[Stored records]
━━━━━━━━

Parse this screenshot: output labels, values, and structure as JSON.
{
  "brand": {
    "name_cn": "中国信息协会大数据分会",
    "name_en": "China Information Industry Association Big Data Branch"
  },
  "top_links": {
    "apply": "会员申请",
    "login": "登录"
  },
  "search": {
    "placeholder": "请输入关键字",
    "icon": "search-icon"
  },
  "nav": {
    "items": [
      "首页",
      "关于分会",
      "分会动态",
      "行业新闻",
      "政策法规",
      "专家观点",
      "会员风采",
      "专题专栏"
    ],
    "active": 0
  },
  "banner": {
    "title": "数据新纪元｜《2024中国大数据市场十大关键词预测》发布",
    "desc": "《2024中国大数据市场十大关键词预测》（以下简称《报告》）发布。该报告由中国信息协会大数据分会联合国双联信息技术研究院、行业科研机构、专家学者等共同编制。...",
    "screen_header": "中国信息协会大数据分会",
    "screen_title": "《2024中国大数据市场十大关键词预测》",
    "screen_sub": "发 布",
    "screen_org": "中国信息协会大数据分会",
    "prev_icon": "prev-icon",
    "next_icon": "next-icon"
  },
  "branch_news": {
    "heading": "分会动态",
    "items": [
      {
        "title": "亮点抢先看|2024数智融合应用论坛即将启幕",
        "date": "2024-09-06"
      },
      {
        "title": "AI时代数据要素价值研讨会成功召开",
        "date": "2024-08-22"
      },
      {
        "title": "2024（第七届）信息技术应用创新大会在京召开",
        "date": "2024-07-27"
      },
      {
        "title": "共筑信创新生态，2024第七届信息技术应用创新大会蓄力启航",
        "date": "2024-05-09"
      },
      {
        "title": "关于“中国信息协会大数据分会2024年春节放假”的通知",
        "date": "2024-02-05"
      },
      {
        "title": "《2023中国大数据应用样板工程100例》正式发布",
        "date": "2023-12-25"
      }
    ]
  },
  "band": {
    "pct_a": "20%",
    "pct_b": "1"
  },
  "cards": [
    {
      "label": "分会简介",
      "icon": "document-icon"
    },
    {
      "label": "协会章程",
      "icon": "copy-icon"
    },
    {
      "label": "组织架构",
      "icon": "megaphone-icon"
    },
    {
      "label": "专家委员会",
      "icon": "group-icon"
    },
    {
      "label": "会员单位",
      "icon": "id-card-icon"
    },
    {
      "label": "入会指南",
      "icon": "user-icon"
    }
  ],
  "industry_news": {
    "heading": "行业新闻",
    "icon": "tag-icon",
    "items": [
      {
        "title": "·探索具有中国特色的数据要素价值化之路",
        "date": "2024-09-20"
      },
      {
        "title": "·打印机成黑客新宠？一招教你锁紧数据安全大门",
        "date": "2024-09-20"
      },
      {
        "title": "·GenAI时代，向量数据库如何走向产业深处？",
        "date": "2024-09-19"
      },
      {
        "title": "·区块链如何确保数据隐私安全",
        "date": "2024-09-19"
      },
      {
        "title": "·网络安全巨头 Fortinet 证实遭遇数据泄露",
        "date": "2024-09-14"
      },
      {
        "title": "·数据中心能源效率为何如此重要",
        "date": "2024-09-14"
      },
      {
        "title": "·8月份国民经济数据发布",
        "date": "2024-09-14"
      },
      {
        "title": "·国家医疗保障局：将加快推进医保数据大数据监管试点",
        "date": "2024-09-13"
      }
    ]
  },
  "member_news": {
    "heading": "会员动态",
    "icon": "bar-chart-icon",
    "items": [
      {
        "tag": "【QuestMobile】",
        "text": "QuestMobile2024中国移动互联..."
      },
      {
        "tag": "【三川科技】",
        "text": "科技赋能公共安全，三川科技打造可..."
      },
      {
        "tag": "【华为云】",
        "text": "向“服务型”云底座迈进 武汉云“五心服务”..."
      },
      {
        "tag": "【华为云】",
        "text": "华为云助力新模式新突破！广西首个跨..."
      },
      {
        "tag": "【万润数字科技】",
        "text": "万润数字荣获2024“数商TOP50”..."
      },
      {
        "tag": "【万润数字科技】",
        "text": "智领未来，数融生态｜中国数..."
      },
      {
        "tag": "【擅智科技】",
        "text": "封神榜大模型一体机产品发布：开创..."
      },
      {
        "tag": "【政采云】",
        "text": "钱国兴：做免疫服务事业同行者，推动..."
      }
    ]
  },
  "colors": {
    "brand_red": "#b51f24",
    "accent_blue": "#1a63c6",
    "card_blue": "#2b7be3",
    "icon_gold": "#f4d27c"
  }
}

━━━━━━━━

From the entries above, pull out each line that includes "text".

CORRECT RESPONSE:
        "text": "QuestMobile2024中国移动互联..."
        "text": "科技赋能公共安全，三川科技打造可..."
        "text": "向“服务型”云底座迈进 武汉云“五心服务”..."
        "text": "华为云助力新模式新突破！广西首个跨..."
        "text": "万润数字荣获2024“数商TOP50”..."
        "text": "智领未来，数融生态｜中国数..."
        "text": "封神榜大模型一体机产品发布：开创..."
        "text": "钱国兴：做免疫服务事业同行者，推动..."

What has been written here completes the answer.